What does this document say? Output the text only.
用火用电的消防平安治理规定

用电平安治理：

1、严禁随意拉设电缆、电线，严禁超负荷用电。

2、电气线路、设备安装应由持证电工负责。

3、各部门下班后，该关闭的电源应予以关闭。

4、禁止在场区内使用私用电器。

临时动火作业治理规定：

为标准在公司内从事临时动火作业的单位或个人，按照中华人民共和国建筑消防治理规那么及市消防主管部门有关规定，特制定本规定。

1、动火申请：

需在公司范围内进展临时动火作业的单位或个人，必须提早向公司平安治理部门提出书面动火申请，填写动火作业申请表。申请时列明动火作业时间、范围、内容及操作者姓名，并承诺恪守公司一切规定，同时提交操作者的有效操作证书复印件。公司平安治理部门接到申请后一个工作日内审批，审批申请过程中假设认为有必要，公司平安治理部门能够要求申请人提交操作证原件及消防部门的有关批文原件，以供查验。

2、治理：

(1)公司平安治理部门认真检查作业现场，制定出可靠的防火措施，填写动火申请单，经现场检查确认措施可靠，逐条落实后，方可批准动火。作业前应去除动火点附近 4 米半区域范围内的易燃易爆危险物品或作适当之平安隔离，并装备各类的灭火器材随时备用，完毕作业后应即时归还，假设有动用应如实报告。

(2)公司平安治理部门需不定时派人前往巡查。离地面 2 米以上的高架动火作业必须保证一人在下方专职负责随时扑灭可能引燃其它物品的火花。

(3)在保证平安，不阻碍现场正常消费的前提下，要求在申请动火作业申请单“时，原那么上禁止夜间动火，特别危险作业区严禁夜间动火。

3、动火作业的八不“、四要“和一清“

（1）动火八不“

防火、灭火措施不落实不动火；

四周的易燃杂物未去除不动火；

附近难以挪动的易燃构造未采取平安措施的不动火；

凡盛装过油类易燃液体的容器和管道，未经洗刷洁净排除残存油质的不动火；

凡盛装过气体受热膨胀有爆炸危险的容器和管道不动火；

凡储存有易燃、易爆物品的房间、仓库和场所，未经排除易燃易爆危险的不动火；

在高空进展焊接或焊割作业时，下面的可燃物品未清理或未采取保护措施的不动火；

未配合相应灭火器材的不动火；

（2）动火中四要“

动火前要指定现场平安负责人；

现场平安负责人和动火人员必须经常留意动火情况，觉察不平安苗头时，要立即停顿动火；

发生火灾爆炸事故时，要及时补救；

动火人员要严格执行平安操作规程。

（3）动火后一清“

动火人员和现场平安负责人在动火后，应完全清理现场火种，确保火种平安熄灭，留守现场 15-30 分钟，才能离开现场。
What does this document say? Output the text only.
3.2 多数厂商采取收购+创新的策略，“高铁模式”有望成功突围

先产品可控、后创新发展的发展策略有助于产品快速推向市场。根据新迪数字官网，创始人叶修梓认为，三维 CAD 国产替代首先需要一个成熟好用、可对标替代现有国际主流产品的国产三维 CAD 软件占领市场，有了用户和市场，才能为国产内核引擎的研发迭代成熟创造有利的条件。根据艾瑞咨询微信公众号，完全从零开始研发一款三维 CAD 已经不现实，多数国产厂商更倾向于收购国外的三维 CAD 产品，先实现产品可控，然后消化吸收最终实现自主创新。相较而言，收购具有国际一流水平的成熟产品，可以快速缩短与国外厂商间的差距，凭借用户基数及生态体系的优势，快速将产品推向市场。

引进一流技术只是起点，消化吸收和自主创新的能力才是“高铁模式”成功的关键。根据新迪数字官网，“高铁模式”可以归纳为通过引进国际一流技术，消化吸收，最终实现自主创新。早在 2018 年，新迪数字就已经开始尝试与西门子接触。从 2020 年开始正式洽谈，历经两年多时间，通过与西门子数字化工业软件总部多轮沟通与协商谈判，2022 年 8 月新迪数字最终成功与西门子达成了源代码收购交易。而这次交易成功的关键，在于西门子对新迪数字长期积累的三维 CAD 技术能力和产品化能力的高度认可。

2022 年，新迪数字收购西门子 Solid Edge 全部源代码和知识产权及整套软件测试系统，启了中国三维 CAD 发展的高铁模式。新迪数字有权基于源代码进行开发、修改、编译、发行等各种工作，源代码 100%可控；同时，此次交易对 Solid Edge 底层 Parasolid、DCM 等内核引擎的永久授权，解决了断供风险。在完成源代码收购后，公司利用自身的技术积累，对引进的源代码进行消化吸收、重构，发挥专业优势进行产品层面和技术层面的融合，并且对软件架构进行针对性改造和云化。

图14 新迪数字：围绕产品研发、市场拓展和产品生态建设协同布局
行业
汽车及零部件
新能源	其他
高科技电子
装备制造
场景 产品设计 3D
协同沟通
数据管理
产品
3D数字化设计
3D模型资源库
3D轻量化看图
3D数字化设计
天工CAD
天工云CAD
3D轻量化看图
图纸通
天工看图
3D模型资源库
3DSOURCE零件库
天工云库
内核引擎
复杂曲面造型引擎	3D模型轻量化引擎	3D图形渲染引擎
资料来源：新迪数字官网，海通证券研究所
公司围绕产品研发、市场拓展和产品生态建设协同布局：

━━━━━━

• [TASK TO CARRY OUT]: Give an exact repetition of all the material.

• [EXERCISE RESPONSE]:
What does this document say? Output the text only.
用火用电的消防平安治理规定

用电平安治理：

1、严禁随意拉设电缆、电线，严禁超负荷用电。

2、电气线路、设备安装应由持证电工负责。

3、各部门下班后，该关闭的电源应予以关闭。

4、禁止在场区内使用私用电器。

临时动火作业治理规定：

为标准在公司内从事临时动火作业的单位或个人，按照中华人民共和国建筑消防治理规那么及市消防主管部门有关规定，特制定本规定。

1、动火申请：

需在公司范围内进展临时动火作业的单位或个人，必须提早向公司平安治理部门提出书面动火申请，填写动火作业申请表。申请时列明动火作业时间、范围、内容及操作者姓名，并承诺恪守公司一切规定，同时提交操作者的有效操作证书复印件。公司平安治理部门接到申请后一个工作日内审批，审批申请过程中假设认为有必要，公司平安治理部门能够要求申请人提交操作证原件及消防部门的有关批文原件，以供查验。

2、治理：

(1)公司平安治理部门认真检查作业现场，制定出可靠的防火措施，填写动火申请单，经现场检查确认措施可靠，逐条落实后，方可批准动火。作业前应去除动火点附近 4 米半区域范围内的易燃易爆危险物品或作适当之平安隔离，并装备各类的灭火器材随时备用，完毕作业后应即时归还，假设有动用应如实报告。

(2)公司平安治理部门需不定时派人前往巡查。离地面 2 米以上的高架动火作业必须保证一人在下方专职负责随时扑灭可能引燃其它物品的火花。

(3)在保证平安，不阻碍现场正常消费的前提下，要求在申请动火作业申请单“时，原那么上禁止夜间动火，特别危险作业区严禁夜间动火。

3、动火作业的八不“、四要“和一清“

（1）动火八不“

防火、灭火措施不落实不动火；

四周的易燃杂物未去除不动火；

附近难以挪动的易燃构造未采取平安措施的不动火；

凡盛装过油类易燃液体的容器和管道，未经洗刷洁净排除残存油质的不动火；

凡盛装过气体受热膨胀有爆炸危险的容器和管道不动火；

凡储存有易燃、易爆物品的房间、仓库和场所，未经排除易燃易爆危险的不动火；

在高空进展焊接或焊割作业时，下面的可燃物品未清理或未采取保护措施的不动火；

未配合相应灭火器材的不动火；

（2）动火中四要“

动火前要指定现场平安负责人；

现场平安负责人和动火人员必须经常留意动火情况，觉察不平安苗头时，要立即停顿动火；

发生火灾爆炸事故时，要及时补救；

动火人员要严格执行平安操作规程。

（3）动火后一清“

动火人员和现场平安负责人在动火后，应完全清理现场火种，确保火种平安熄灭，留守现场 15-30 分钟，才能离开现场。
What does this document say? Output the text only.
3.2 多数厂商采取收购+创新的策略，“高铁模式”有望成功突围

先产品可控、后创新发展的发展策略有助于产品快速推向市场。根据新迪数字官网，创始人叶修梓认为，三维 CAD 国产替代首先需要一个成熟好用、可对标替代现有国际主流产品的国产三维 CAD 软件占领市场，有了用户和市场，才能为国产内核引擎的研发迭代成熟创造有利的条件。根据艾瑞咨询微信公众号，完全从零开始研发一款三维 CAD 已经不现实，多数国产厂商更倾向于收购国外的三维 CAD 产品，先实现产品可控，然后消化吸收最终实现自主创新。相较而言，收购具有国际一流水平的成熟产品，可以快速缩短与国外厂商间的差距，凭借用户基数及生态体系的优势，快速将产品推向市场。

引进一流技术只是起点，消化吸收和自主创新的能力才是“高铁模式”成功的关键。根据新迪数字官网，“高铁模式”可以归纳为通过引进国际一流技术，消化吸收，最终实现自主创新。早在 2018 年，新迪数字就已经开始尝试与西门子接触。从 2020 年开始正式洽谈，历经两年多时间，通过与西门子数字化工业软件总部多轮沟通与协商谈判，2022 年 8 月新迪数字最终成功与西门子达成了源代码收购交易。而这次交易成功的关键，在于西门子对新迪数字长期积累的三维 CAD 技术能力和产品化能力的高度认可。

2022 年，新迪数字收购西门子 Solid Edge 全部源代码和知识产权及整套软件测试系统，启了中国三维 CAD 发展的高铁模式。新迪数字有权基于源代码进行开发、修改、编译、发行等各种工作，源代码 100%可控；同时，此次交易对 Solid Edge 底层 Parasolid、DCM 等内核引擎的永久授权，解决了断供风险。在完成源代码收购后，公司利用自身的技术积累，对引进的源代码进行消化吸收、重构，发挥专业优势进行产品层面和技术层面的融合，并且对软件架构进行针对性改造和云化。

图14 新迪数字：围绕产品研发、市场拓展和产品生态建设协同布局
行业
汽车及零部件
新能源	其他
高科技电子
装备制造
场景 产品设计 3D
协同沟通
数据管理
产品
3D数字化设计
3D模型资源库
3D轻量化看图
3D数字化设计
天工CAD
天工云CAD
3D轻量化看图
图纸通
天工看图
3D模型资源库
3DSOURCE零件库
天工云库
内核引擎
复杂曲面造型引擎	3D模型轻量化引擎	3D图形渲染引擎
资料来源：新迪数字官网，海通证券研究所
公司围绕产品研发、市场拓展和产品生态建设协同布局：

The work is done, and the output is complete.